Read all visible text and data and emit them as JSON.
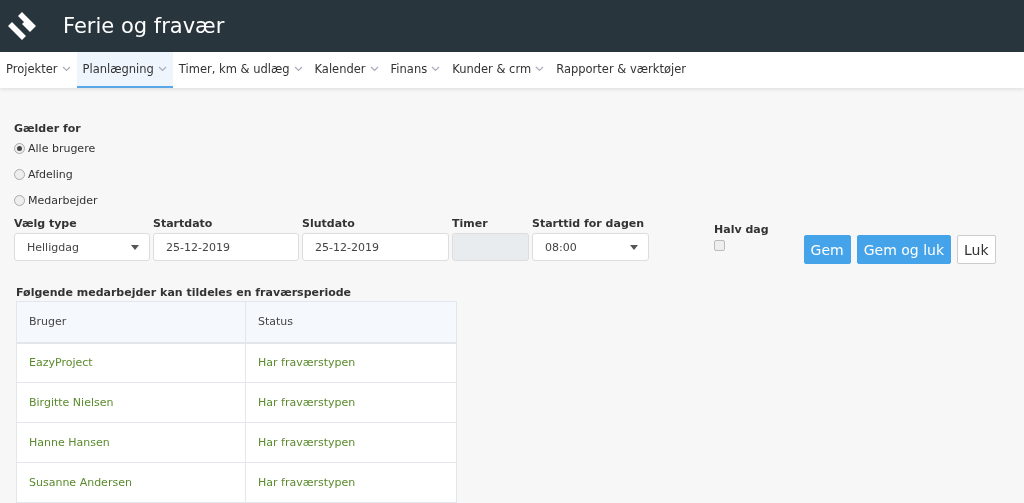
{
  "header": {
    "title": "Ferie og fravær"
  },
  "nav": [
    {
      "label": "Projekter",
      "selected": false,
      "has_menu": true
    },
    {
      "label": "Planlægning",
      "selected": true,
      "has_menu": true
    },
    {
      "label": "Timer, km & udlæg",
      "selected": false,
      "has_menu": true
    },
    {
      "label": "Kalender",
      "selected": false,
      "has_menu": true
    },
    {
      "label": "Finans",
      "selected": false,
      "has_menu": true
    },
    {
      "label": "Kunder & crm",
      "selected": false,
      "has_menu": true
    },
    {
      "label": "Rapporter & værktøjer",
      "selected": false,
      "has_menu": false
    }
  ],
  "applies_to": {
    "label": "Gælder for",
    "options": [
      {
        "label": "Alle brugere",
        "selected": true
      },
      {
        "label": "Afdeling",
        "selected": false
      },
      {
        "label": "Medarbejder",
        "selected": false
      }
    ]
  },
  "fields": [
    {
      "kind": "select",
      "label": "Vælg type",
      "value": "Helligdag"
    },
    {
      "kind": "text",
      "label": "Startdato",
      "value": "25-12-2019"
    },
    {
      "kind": "text",
      "label": "Slutdato",
      "value": "25-12-2019"
    },
    {
      "kind": "disabled",
      "label": "Timer"
    },
    {
      "kind": "select",
      "label": "Starttid for dagen",
      "value": "08:00"
    }
  ],
  "half_day": {
    "label": "Halv dag",
    "checked": false
  },
  "buttons": [
    {
      "label": "Gem",
      "kind": "primary"
    },
    {
      "label": "Gem og luk",
      "kind": "primary"
    },
    {
      "label": "Luk",
      "kind": "default"
    }
  ],
  "table": {
    "title": "Følgende medarbejder kan tildeles en fraværsperiode",
    "columns": [
      "Bruger",
      "Status"
    ],
    "rows": [
      [
        "EazyProject",
        "Har fraværstypen"
      ],
      [
        "Birgitte Nielsen",
        "Har fraværstypen"
      ],
      [
        "Hanne Hansen",
        "Har fraværstypen"
      ],
      [
        "Susanne Andersen",
        "Har fraværstypen"
      ]
    ]
  }
}
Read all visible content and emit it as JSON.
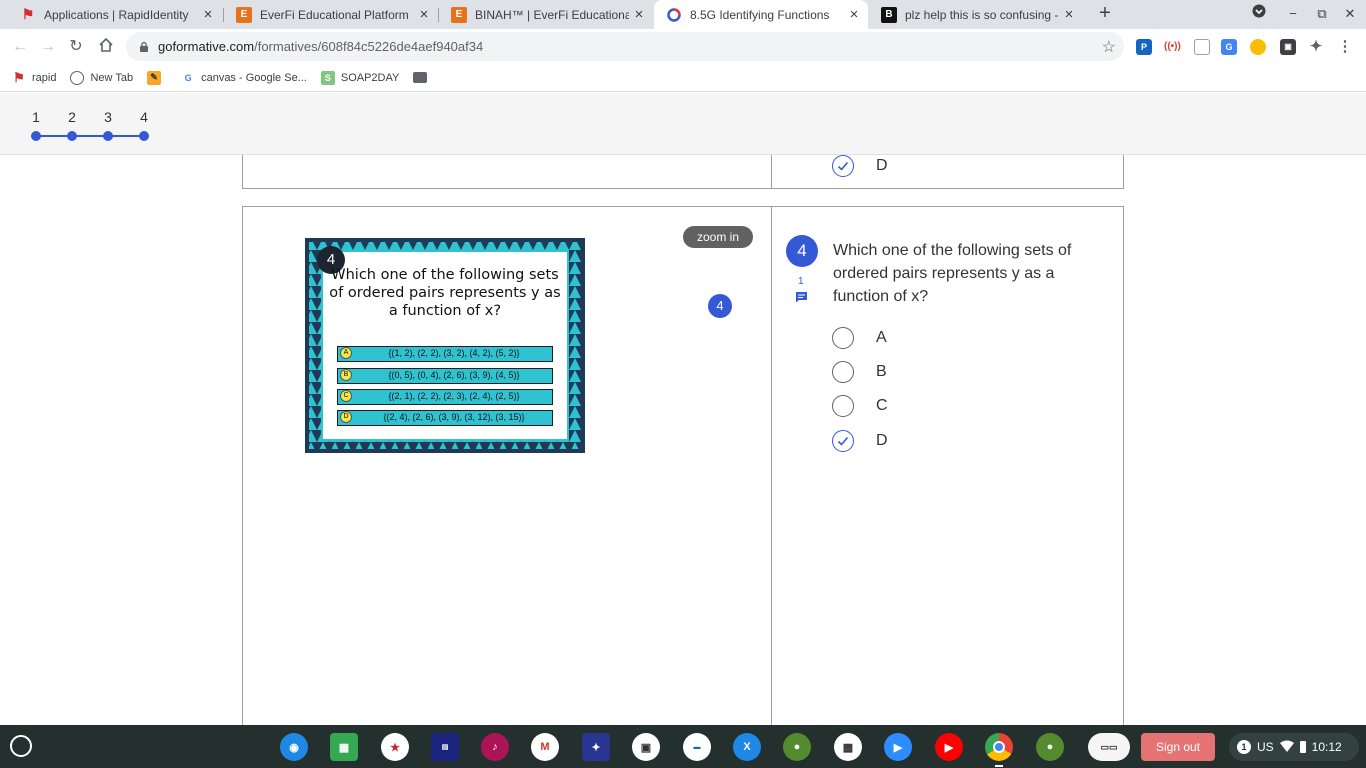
{
  "browser": {
    "tabs": [
      {
        "title": "Applications | RapidIdentity",
        "icon": "rapididentity-icon",
        "color": "#d32f2f",
        "active": false
      },
      {
        "title": "EverFi Educational Platform",
        "icon": "everfi-icon",
        "color": "#e8711c",
        "active": false
      },
      {
        "title": "BINAH™ | EverFi Educational Pla",
        "icon": "everfi-icon",
        "color": "#e8711c",
        "active": false
      },
      {
        "title": "8.5G Identifying Functions",
        "icon": "formative-icon",
        "color": "#3558d6",
        "active": true
      },
      {
        "title": "plz help this is so confusing - Br",
        "icon": "brainly-icon",
        "color": "#111111",
        "active": false
      }
    ],
    "url_host": "goformative.com",
    "url_path": "/formatives/608f84c5226de4aef940af34",
    "bookmarks": [
      {
        "label": "rapid",
        "icon": "rapid-icon"
      },
      {
        "label": "New Tab",
        "icon": "globe-icon"
      },
      {
        "label": "",
        "icon": "bookmark-app-icon"
      },
      {
        "label": "canvas - Google Se...",
        "icon": "google-icon"
      },
      {
        "label": "SOAP2DAY",
        "icon": "soap2day-icon"
      },
      {
        "label": "",
        "icon": "folder-icon"
      }
    ]
  },
  "question_nav": {
    "numbers": [
      "1",
      "2",
      "3",
      "4"
    ]
  },
  "prev_question": {
    "visible_option": "D",
    "selected": true
  },
  "question": {
    "number": "4",
    "text": "Which one of the following sets of ordered pairs represents y as a function of x?",
    "comment_count": "1",
    "zoom_label": "zoom in",
    "image_badge": "4",
    "options": [
      {
        "label": "A",
        "selected": false
      },
      {
        "label": "B",
        "selected": false
      },
      {
        "label": "C",
        "selected": false
      },
      {
        "label": "D",
        "selected": true
      }
    ]
  },
  "slide": {
    "number": "4",
    "title": "Which one of the following sets of ordered pairs represents y as a function of x?",
    "rows": [
      {
        "letter": "A",
        "text": "{(1, 2), (2, 2), (3, 2), (4, 2), (5, 2)}"
      },
      {
        "letter": "B",
        "text": "{(0, 5), (0, 4), (2, 6), (3, 9), (4, 5)}"
      },
      {
        "letter": "C",
        "text": "{(2, 1), (2, 2), (2, 3), (2, 4), (2, 5)}"
      },
      {
        "letter": "D",
        "text": "{(2, 4), (2, 6), (3, 9), (3, 12), (3, 15)}"
      }
    ]
  },
  "shelf": {
    "signout_label": "Sign out",
    "notification_count": "1",
    "locale": "US",
    "time": "10:12"
  }
}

__________________________________________________

WORK INSTRUCTIONS =
Write out every line of the data that holds the word "pairs".

TASK ANSWER =
    "text": "Which one of the following sets of ordered pairs represents y as a function of x?",
    "title": "Which one of the following sets of ordered pairs represents y as a function of x?",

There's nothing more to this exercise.